> **Work instructions**:
Copy out all of the material exactly.

* * * *

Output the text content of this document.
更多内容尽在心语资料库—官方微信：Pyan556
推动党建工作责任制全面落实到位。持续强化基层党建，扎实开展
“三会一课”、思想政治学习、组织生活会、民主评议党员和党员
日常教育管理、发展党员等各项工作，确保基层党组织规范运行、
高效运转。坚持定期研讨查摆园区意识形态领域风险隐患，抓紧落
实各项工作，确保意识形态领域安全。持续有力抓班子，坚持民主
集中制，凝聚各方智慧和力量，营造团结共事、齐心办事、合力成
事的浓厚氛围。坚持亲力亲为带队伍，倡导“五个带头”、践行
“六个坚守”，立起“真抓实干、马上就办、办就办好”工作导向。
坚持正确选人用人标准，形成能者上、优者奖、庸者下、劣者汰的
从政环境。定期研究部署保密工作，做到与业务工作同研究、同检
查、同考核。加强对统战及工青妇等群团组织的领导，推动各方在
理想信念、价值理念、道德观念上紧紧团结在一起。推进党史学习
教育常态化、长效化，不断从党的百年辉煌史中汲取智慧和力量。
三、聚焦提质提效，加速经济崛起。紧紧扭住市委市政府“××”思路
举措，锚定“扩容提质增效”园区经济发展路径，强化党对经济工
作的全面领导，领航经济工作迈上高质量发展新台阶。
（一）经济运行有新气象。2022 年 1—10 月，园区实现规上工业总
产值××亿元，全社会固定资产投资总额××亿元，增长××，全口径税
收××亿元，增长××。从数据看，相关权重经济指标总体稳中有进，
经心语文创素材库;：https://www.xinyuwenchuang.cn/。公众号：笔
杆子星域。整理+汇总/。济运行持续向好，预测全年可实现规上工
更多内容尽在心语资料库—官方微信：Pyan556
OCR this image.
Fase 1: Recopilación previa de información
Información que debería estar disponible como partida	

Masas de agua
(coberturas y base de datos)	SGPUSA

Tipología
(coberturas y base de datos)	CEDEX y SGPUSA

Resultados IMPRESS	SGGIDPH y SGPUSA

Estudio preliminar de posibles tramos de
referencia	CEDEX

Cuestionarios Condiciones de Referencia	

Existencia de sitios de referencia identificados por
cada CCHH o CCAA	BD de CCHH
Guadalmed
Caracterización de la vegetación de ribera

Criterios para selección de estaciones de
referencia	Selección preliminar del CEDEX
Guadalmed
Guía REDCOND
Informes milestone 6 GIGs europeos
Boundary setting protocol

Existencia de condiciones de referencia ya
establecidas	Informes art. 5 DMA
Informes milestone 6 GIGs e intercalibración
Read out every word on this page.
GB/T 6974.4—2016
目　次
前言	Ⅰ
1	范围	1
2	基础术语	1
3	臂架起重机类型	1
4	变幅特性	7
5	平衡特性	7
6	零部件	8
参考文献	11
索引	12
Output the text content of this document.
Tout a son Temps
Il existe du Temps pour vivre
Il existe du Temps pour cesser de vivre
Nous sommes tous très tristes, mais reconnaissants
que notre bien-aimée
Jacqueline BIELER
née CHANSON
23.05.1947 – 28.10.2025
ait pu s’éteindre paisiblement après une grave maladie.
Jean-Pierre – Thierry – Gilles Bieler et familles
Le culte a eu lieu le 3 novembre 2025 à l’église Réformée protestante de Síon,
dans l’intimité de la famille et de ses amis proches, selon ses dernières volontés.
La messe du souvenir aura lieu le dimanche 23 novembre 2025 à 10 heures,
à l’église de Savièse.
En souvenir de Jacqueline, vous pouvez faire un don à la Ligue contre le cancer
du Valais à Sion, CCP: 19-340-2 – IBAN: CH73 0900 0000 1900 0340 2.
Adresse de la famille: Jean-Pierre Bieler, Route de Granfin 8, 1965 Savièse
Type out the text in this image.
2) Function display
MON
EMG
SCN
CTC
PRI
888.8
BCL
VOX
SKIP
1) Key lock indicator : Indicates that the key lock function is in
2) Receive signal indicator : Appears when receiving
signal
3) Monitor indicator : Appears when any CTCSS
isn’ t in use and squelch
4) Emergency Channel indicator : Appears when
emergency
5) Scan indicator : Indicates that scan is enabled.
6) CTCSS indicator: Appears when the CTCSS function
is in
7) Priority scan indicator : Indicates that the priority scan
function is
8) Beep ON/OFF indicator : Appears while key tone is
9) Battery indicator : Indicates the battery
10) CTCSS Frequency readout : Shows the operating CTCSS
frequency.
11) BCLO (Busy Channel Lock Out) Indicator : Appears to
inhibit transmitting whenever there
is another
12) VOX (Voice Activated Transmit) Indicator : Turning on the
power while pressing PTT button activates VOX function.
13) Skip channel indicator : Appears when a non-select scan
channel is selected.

* * * *

> **Exercise solution**:
Output the text content of this document.
更多内容尽在心语资料库—官方微信：Pyan556
推动党建工作责任制全面落实到位。持续强化基层党建，扎实开展
“三会一课”、思想政治学习、组织生活会、民主评议党员和党员
日常教育管理、发展党员等各项工作，确保基层党组织规范运行、
高效运转。坚持定期研讨查摆园区意识形态领域风险隐患，抓紧落
实各项工作，确保意识形态领域安全。持续有力抓班子，坚持民主
集中制，凝聚各方智慧和力量，营造团结共事、齐心办事、合力成
事的浓厚氛围。坚持亲力亲为带队伍，倡导“五个带头”、践行
“六个坚守”，立起“真抓实干、马上就办、办就办好”工作导向。
坚持正确选人用人标准，形成能者上、优者奖、庸者下、劣者汰的
从政环境。定期研究部署保密工作，做到与业务工作同研究、同检
查、同考核。加强对统战及工青妇等群团组织的领导，推动各方在
理想信念、价值理念、道德观念上紧紧团结在一起。推进党史学习
教育常态化、长效化，不断从党的百年辉煌史中汲取智慧和力量。
三、聚焦提质提效，加速经济崛起。紧紧扭住市委市政府“××”思路
举措，锚定“扩容提质增效”园区经济发展路径，强化党对经济工
作的全面领导，领航经济工作迈上高质量发展新台阶。
（一）经济运行有新气象。2022 年 1—10 月，园区实现规上工业总
产值××亿元，全社会固定资产投资总额××亿元，增长××，全口径税
收××亿元，增长××。从数据看，相关权重经济指标总体稳中有进，
经心语文创素材库;：https://www.xinyuwenchuang.cn/。公众号：笔
杆子星域。整理+汇总/。济运行持续向好，预测全年可实现规上工
更多内容尽在心语资料库—官方微信：Pyan556
OCR this image.
Fase 1: Recopilación previa de información
Información que debería estar disponible como partida	

Masas de agua
(coberturas y base de datos)	SGPUSA

Tipología
(coberturas y base de datos)	CEDEX y SGPUSA

Resultados IMPRESS	SGGIDPH y SGPUSA

Estudio preliminar de posibles tramos de
referencia	CEDEX

Cuestionarios Condiciones de Referencia	

Existencia de sitios de referencia identificados por
cada CCHH o CCAA	BD de CCHH
Guadalmed
Caracterización de la vegetación de ribera

Criterios para selección de estaciones de
referencia	Selección preliminar del CEDEX
Guadalmed
Guía REDCOND
Informes milestone 6 GIGs europeos
Boundary setting protocol

Existencia de condiciones de referencia ya
establecidas	Informes art. 5 DMA
Informes milestone 6 GIGs e intercalibración
Read out every word on this page.
GB/T 6974.4—2016
目　次
前言	Ⅰ
1	范围	1
2	基础术语	1
3	臂架起重机类型	1
4	变幅特性	7
5	平衡特性	7
6	零部件	8
参考文献	11
索引	12
Output the text content of this document.
Tout a son Temps
Il existe du Temps pour vivre
Il existe du Temps pour cesser de vivre
Nous sommes tous très tristes, mais reconnaissants
que notre bien-aimée
Jacqueline BIELER
née CHANSON
23.05.1947 – 28.10.2025
ait pu s’éteindre paisiblement après une grave maladie.
Jean-Pierre – Thierry – Gilles Bieler et familles
Le culte a eu lieu le 3 novembre 2025 à l’église Réformée protestante de Síon,
dans l’intimité de la famille et de ses amis proches, selon ses dernières volontés.
La messe du souvenir aura lieu le dimanche 23 novembre 2025 à 10 heures,
à l’église de Savièse.
En souvenir de Jacqueline, vous pouvez faire un don à la Ligue contre le cancer
du Valais à Sion, CCP: 19-340-2 – IBAN: CH73 0900 0000 1900 0340 2.
Adresse de la famille: Jean-Pierre Bieler, Route de Granfin 8, 1965 Savièse
Type out the text in this image.
2) Function display
MON
EMG
SCN
CTC
PRI
888.8
BCL
VOX
SKIP
1) Key lock indicator : Indicates that the key lock function is in
2) Receive signal indicator : Appears when receiving
signal
3) Monitor indicator : Appears when any CTCSS
isn’ t in use and squelch
4) Emergency Channel indicator : Appears when
emergency
5) Scan indicator : Indicates that scan is enabled.
6) CTCSS indicator: Appears when the CTCSS function
is in
7) Priority scan indicator : Indicates that the priority scan
function is
8) Beep ON/OFF indicator : Appears while key tone is
9) Battery indicator : Indicates the battery
10) CTCSS Frequency readout : Shows the operating CTCSS
frequency.
11) BCLO (Busy Channel Lock Out) Indicator : Appears to
inhibit transmitting whenever there
is another
12) VOX (Voice Activated Transmit) Indicator : Turning on the
power while pressing PTT button activates VOX function.
13) Skip channel indicator : Appears when a non-select scan
channel is selected.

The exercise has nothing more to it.